■ DIRECTIONS
Within the listing below, filter for "referenčních" and copy every matching line.

───── DATA SHOWN

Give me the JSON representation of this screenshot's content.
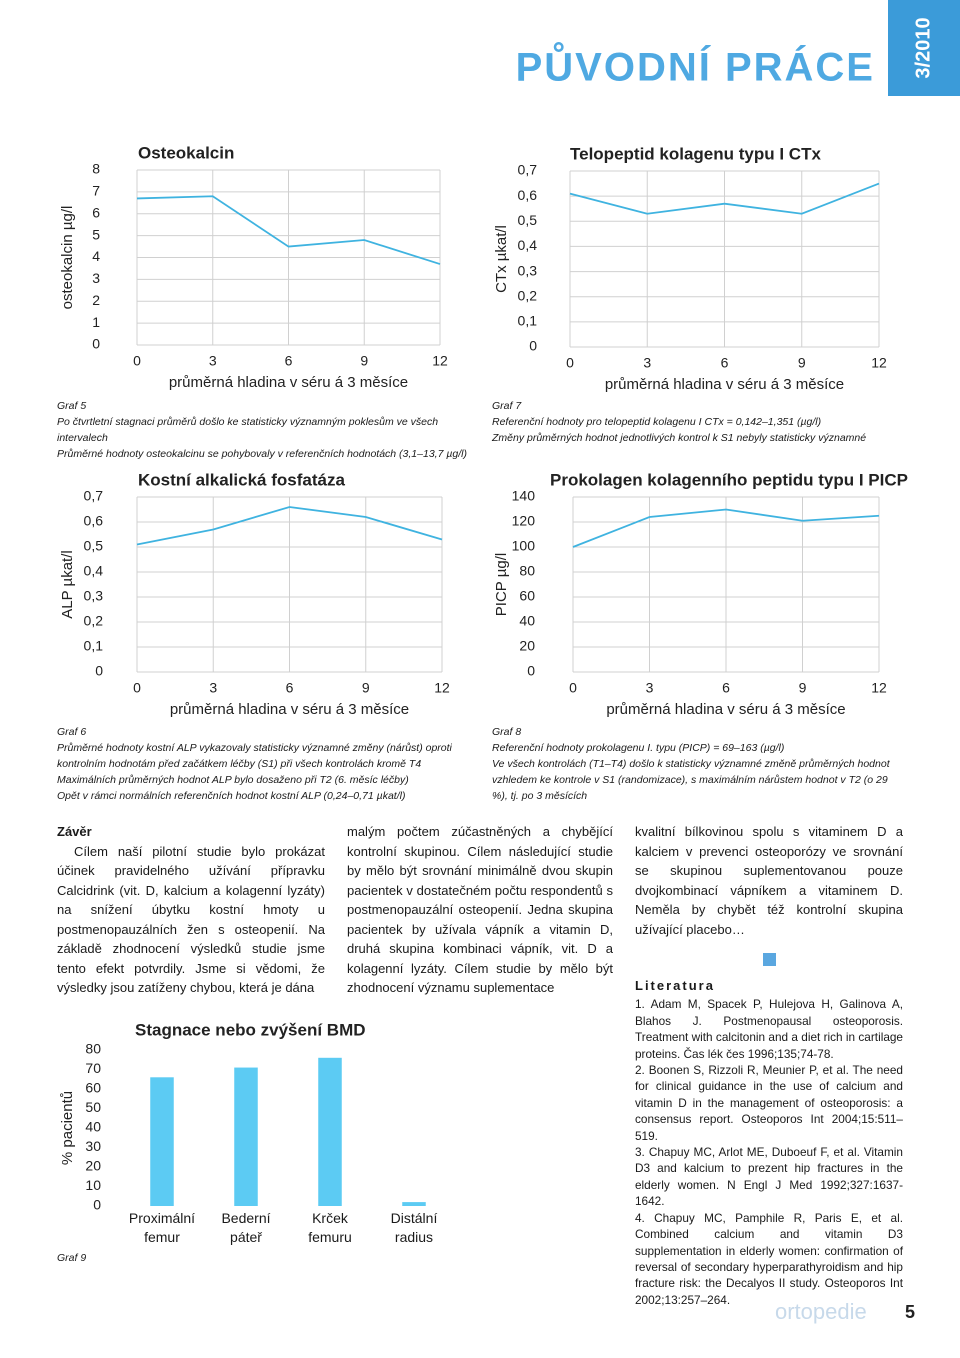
{
  "header": {
    "section": "PŮVODNÍ PRÁCE",
    "issue": "3/2010"
  },
  "chart_data": [
    {
      "type": "line",
      "title": "Osteokalcin",
      "x_label": "průměrná hladina v séru á 3 měsíce",
      "y_label": "osteokalcin µg/l",
      "x": [
        0,
        3,
        6,
        9,
        12
      ],
      "xlim": [
        0,
        12
      ],
      "xticks": [
        0,
        3,
        6,
        9,
        12
      ],
      "ylim": [
        0,
        8
      ],
      "yticks": [
        0,
        1,
        2,
        3,
        4,
        5,
        6,
        7,
        8
      ],
      "series": [
        {
          "color": "#3fb3e0",
          "values": [
            6.7,
            6.8,
            4.5,
            4.8,
            3.7
          ]
        }
      ],
      "grid": true
    },
    {
      "type": "line",
      "title": "Kostní alkalická fosfatáza",
      "x_label": "průměrná hladina v séru á 3 měsíce",
      "y_label": "ALP µkat/l",
      "x": [
        0,
        3,
        6,
        9,
        12
      ],
      "xlim": [
        0,
        12
      ],
      "xticks": [
        0,
        3,
        6,
        9,
        12
      ],
      "ylim": [
        0,
        0.7
      ],
      "yticks": [
        0,
        {
          "value": 0.1,
          "label": "0,1"
        },
        {
          "value": 0.2,
          "label": "0,2"
        },
        {
          "value": 0.3,
          "label": "0,3"
        },
        {
          "value": 0.4,
          "label": "0,4"
        },
        {
          "value": 0.5,
          "label": "0,5"
        },
        {
          "value": 0.6,
          "label": "0,6"
        },
        {
          "value": 0.7,
          "label": "0,7"
        }
      ],
      "series": [
        {
          "color": "#3fb3e0",
          "values": [
            0.51,
            0.57,
            0.66,
            0.62,
            0.53
          ]
        }
      ],
      "grid": true
    },
    {
      "type": "line",
      "title": "Telopeptid kolagenu typu I CTx",
      "x_label": "průměrná hladina v séru á 3 měsíce",
      "y_label": "CTx µkat/l",
      "x": [
        0,
        3,
        6,
        9,
        12
      ],
      "xlim": [
        0,
        12
      ],
      "xticks": [
        0,
        3,
        6,
        9,
        12
      ],
      "ylim": [
        0,
        0.7
      ],
      "yticks": [
        0,
        {
          "value": 0.1,
          "label": "0,1"
        },
        {
          "value": 0.2,
          "label": "0,2"
        },
        {
          "value": 0.3,
          "label": "0,3"
        },
        {
          "value": 0.4,
          "label": "0,4"
        },
        {
          "value": 0.5,
          "label": "0,5"
        },
        {
          "value": 0.6,
          "label": "0,6"
        },
        {
          "value": 0.7,
          "label": "0,7"
        }
      ],
      "series": [
        {
          "color": "#3fb3e0",
          "values": [
            0.61,
            0.53,
            0.57,
            0.53,
            0.65
          ]
        }
      ],
      "grid": true
    },
    {
      "type": "line",
      "title": "Prokolagen kolagenního peptidu typu I PICP",
      "x_label": "průměrná hladina v séru á 3 měsíce",
      "y_label": "PICP µg/l",
      "x": [
        0,
        3,
        6,
        9,
        12
      ],
      "xlim": [
        0,
        12
      ],
      "xticks": [
        0,
        3,
        6,
        9,
        12
      ],
      "ylim": [
        0,
        140
      ],
      "yticks": [
        0,
        20,
        40,
        60,
        80,
        100,
        120,
        140
      ],
      "series": [
        {
          "color": "#3fb3e0",
          "values": [
            100,
            124,
            130,
            121,
            125
          ]
        }
      ],
      "grid": true
    },
    {
      "type": "bar",
      "title": "Stagnace nebo zvýšení BMD",
      "y_label": "% pacientů",
      "categories": [
        "Proximální femur",
        "Bederní páteř",
        "Krček femuru",
        "Distální radius"
      ],
      "values": [
        66,
        71,
        76,
        2
      ],
      "color": "#5ccbf3",
      "ylim": [
        0,
        80
      ],
      "yticks": [
        0,
        10,
        20,
        30,
        40,
        50,
        60,
        70,
        80
      ],
      "grid": false
    }
  ],
  "captions": [
    {
      "label": "Graf 5",
      "lines": [
        "Po čtvrtletní stagnaci průměrů došlo ke statisticky významným poklesům ve všech intervalech",
        "Průměrné hodnoty osteokalcinu se pohybovaly v referenčních hodnotách (3,1–13,7 µg/l)"
      ]
    },
    {
      "label": "Graf 6",
      "lines": [
        "Průměrné hodnoty kostní ALP vykazovaly statisticky významné změny (nárůst) oproti kontrolním hodnotám před začátkem léčby (S1) při všech kontrolách kromě T4",
        "Maximálních průměrných hodnot ALP bylo dosaženo při T2 (6. měsíc léčby)",
        "Opět v rámci normálních referenčních hodnot kostní ALP (0,24–0,71 µkat/l)"
      ]
    },
    {
      "label": "Graf 7",
      "lines": [
        "Referenční hodnoty pro telopeptid kolagenu I CTx = 0,142–1,351 (µg/l)",
        "Změny průměrných hodnot jednotlivých kontrol k S1 nebyly statisticky významné"
      ]
    },
    {
      "label": "Graf 8",
      "lines": [
        "Referenční hodnoty prokolagenu I. typu (PICP) = 69–163 (µg/l)",
        "Ve všech kontrolách (T1–T4) došlo k statisticky významné změně průměrných hodnot vzhledem ke kontrole v S1 (randomizace), s maximálním nárůstem hodnot v T2 (o 29 %), tj. po 3 měsících"
      ]
    },
    {
      "label": "Graf 9",
      "lines": []
    }
  ],
  "body": {
    "heading": "Závěr",
    "columns": [
      "Cílem naší pilotní studie bylo prokázat účinek pravidelného užívání přípravku Calcidrink (vit. D, kalcium a kolagenní lyzáty) na snížení úbytku kostní hmoty u postmenopauzálních žen s osteopenií. Na základě zhodnocení výsledků studie jsme tento efekt potvrdily. Jsme si vědomi, že výsledky jsou zatíženy chybou, která je dána",
      "malým počtem zúčastněných a chybějící kontrolní skupinou. Cílem následující studie by mělo být srovnání minimálně dvou skupin pacientek v dostatečném počtu respondentů s postmenopauzální osteopenií. Jedna skupina pacientek by užívala vápník a vitamin D, druhá skupina kombinaci vápník, vit. D a kolagenní lyzáty. Cílem studie by mělo být zhodnocení významu suplementace",
      "kvalitní bílkovinou spolu s vitaminem D a kalciem v prevenci osteoporózy ve srovnání se skupinou suplementovanou pouze dvojkombinací vápníkem a vitaminem D. Neměla by chybět též kontrolní skupina užívající placebo…"
    ]
  },
  "references": {
    "heading": "Literatura",
    "items": [
      "1. Adam M, Spacek P, Hulejova H, Galinova A, Blahos J. Postmenopausal osteoporosis. Treatment with calcitonin and a diet rich in cartilage proteins. Čas lék čes 1996;135;74-78.",
      "2. Boonen S, Rizzoli R, Meunier P, et al. The need for clinical guidance in the use of calcium and vitamin D in the management of osteoporosis: a consensus report. Osteoporos Int 2004;15:511–519.",
      "3. Chapuy MC, Arlot ME, Duboeuf F, et al. Vitamin D3 and kalcium to prezent hip fractures in the elderly women. N Engl J Med 1992;327:1637-1642.",
      "4. Chapuy MC, Pamphile R, Paris E, et al. Combined calcium and vitamin D3 supplementation in elderly women: confirmation of reversal of secondary hyperparathyroidism and hip fracture risk: the Decalyos II study. Osteoporos Int 2002;13:257–264."
    ]
  },
  "footer": {
    "journal": "ortopedie",
    "page": "5"
  }
}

──────────

■ RESPONSE AREA
        "Průměrné hodnoty osteokalcinu se pohybovaly v referenčních hodnotách (3,1–13,7 µg/l)"
        "Opět v rámci normálních referenčních hodnot kostní ALP (0,24–0,71 µkat/l)"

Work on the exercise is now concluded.